» **Set exercise**
Copy out the material below in full, but not its images.
─── Records for this task ───
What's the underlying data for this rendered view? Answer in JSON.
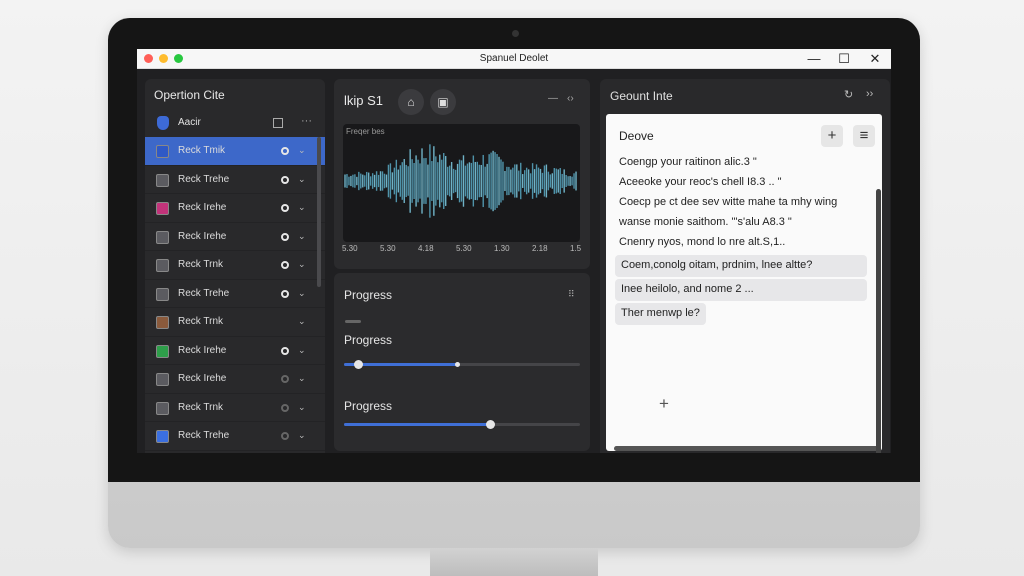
{
  "window": {
    "title": "Spanuel Deolet",
    "controls": {
      "minimize": "—",
      "maximize": "☐",
      "close": "✕"
    }
  },
  "left_panel": {
    "title": "Opertion Cite",
    "asset_row": {
      "label": "Aacir",
      "more": "···"
    },
    "tracks": [
      {
        "label": "Reck Tmik",
        "icon_color": "#2f59c6",
        "selected": true,
        "radio": "on"
      },
      {
        "label": "Reck Trehe",
        "icon_color": "#5b5b60",
        "selected": false,
        "radio": "on"
      },
      {
        "label": "Reck Irehe",
        "icon_color": "#c2337a",
        "selected": false,
        "radio": "on"
      },
      {
        "label": "Reck Irehe",
        "icon_color": "#5b5b60",
        "selected": false,
        "radio": "on"
      },
      {
        "label": "Reck Trnk",
        "icon_color": "#5b5b60",
        "selected": false,
        "radio": "on"
      },
      {
        "label": "Reck Trehe",
        "icon_color": "#5b5b60",
        "selected": false,
        "radio": "on"
      },
      {
        "label": "Reck Trnk",
        "icon_color": "#8a5a3c",
        "selected": false,
        "radio": "none"
      },
      {
        "label": "Reck Irehe",
        "icon_color": "#2e9e4a",
        "selected": false,
        "radio": "on"
      },
      {
        "label": "Reck Irehe",
        "icon_color": "#5b5b60",
        "selected": false,
        "radio": "dim"
      },
      {
        "label": "Reck Trnk",
        "icon_color": "#5b5b60",
        "selected": false,
        "radio": "dim"
      },
      {
        "label": "Reck Trehe",
        "icon_color": "#3b6fe0",
        "selected": false,
        "radio": "dim"
      }
    ]
  },
  "audio_panel": {
    "title": "lkip S1",
    "home_icon": "⌂",
    "square_icon": "▣",
    "min_icon": "—",
    "expand_icon": "‹›",
    "waveform_label": "Freqer bes",
    "time_ticks": [
      "5.30",
      "5.30",
      "4.18",
      "5.30",
      "1.30",
      "2.18",
      "1.5"
    ]
  },
  "progress_panel": {
    "heading": "Progress",
    "grid_icon": "⠿",
    "bars": [
      {
        "label": "Progress",
        "fraction": 0.48,
        "knob_fraction": 0.06
      },
      {
        "label": "Progress",
        "fraction": 0.62,
        "knob_fraction": 0.62
      }
    ]
  },
  "right_panel": {
    "title": "Geount Inte",
    "icons": {
      "refresh": "↻",
      "expand": "››"
    },
    "chat": {
      "title": "Deove",
      "add_button": "+",
      "menu_button": "≡",
      "lines": [
        "Coengp your raitinon alic.3 \"",
        "Aceeoke your reoc's chell I8.3 .. \"",
        "Coecp pe ct dee sev witte mahe ta mhy wing",
        "wanse monie saithom. \"'s'alu A8.3 \"",
        "Cnenry nyos, mond lo nre alt.S,1.."
      ],
      "bubbles": [
        "Coem,conolg oitam, prdnim, lnee altte?",
        "Inee heilolo, and nome 2 ...",
        "Ther menwp le?"
      ],
      "add_icon": "+"
    }
  }
}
───
» **Response**
What's the underlying data for this rendered view? Answer in JSON.
{
  "window": {
    "title": "Spanuel Deolet",
    "controls": {
      "minimize": "—",
      "maximize": "☐",
      "close": "✕"
    }
  },
  "left_panel": {
    "title": "Opertion Cite",
    "asset_row": {
      "label": "Aacir",
      "more": "···"
    },
    "tracks": [
      {
        "label": "Reck Tmik",
        "icon_color": "#2f59c6",
        "selected": true,
        "radio": "on"
      },
      {
        "label": "Reck Trehe",
        "icon_color": "#5b5b60",
        "selected": false,
        "radio": "on"
      },
      {
        "label": "Reck Irehe",
        "icon_color": "#c2337a",
        "selected": false,
        "radio": "on"
      },
      {
        "label": "Reck Irehe",
        "icon_color": "#5b5b60",
        "selected": false,
        "radio": "on"
      },
      {
        "label": "Reck Trnk",
        "icon_color": "#5b5b60",
        "selected": false,
        "radio": "on"
      },
      {
        "label": "Reck Trehe",
        "icon_color": "#5b5b60",
        "selected": false,
        "radio": "on"
      },
      {
        "label": "Reck Trnk",
        "icon_color": "#8a5a3c",
        "selected": false,
        "radio": "none"
      },
      {
        "label": "Reck Irehe",
        "icon_color": "#2e9e4a",
        "selected": false,
        "radio": "on"
      },
      {
        "label": "Reck Irehe",
        "icon_color": "#5b5b60",
        "selected": false,
        "radio": "dim"
      },
      {
        "label": "Reck Trnk",
        "icon_color": "#5b5b60",
        "selected": false,
        "radio": "dim"
      },
      {
        "label": "Reck Trehe",
        "icon_color": "#3b6fe0",
        "selected": false,
        "radio": "dim"
      }
    ]
  },
  "audio_panel": {
    "title": "lkip S1",
    "home_icon": "⌂",
    "square_icon": "▣",
    "min_icon": "—",
    "expand_icon": "‹›",
    "waveform_label": "Freqer bes",
    "time_ticks": [
      "5.30",
      "5.30",
      "4.18",
      "5.30",
      "1.30",
      "2.18",
      "1.5"
    ]
  },
  "progress_panel": {
    "heading": "Progress",
    "grid_icon": "⠿",
    "bars": [
      {
        "label": "Progress",
        "fraction": 0.48,
        "knob_fraction": 0.06
      },
      {
        "label": "Progress",
        "fraction": 0.62,
        "knob_fraction": 0.62
      }
    ]
  },
  "right_panel": {
    "title": "Geount Inte",
    "icons": {
      "refresh": "↻",
      "expand": "››"
    },
    "chat": {
      "title": "Deove",
      "add_button": "+",
      "menu_button": "≡",
      "lines": [
        "Coengp your raitinon alic.3 \"",
        "Aceeoke your reoc's chell I8.3 .. \"",
        "Coecp pe ct dee sev witte mahe ta mhy wing",
        "wanse monie saithom. \"'s'alu A8.3 \"",
        "Cnenry nyos, mond lo nre alt.S,1.."
      ],
      "bubbles": [
        "Coem,conolg oitam, prdnim, lnee altte?",
        "Inee heilolo, and nome 2 ...",
        "Ther menwp le?"
      ],
      "add_icon": "+"
    }
  }
}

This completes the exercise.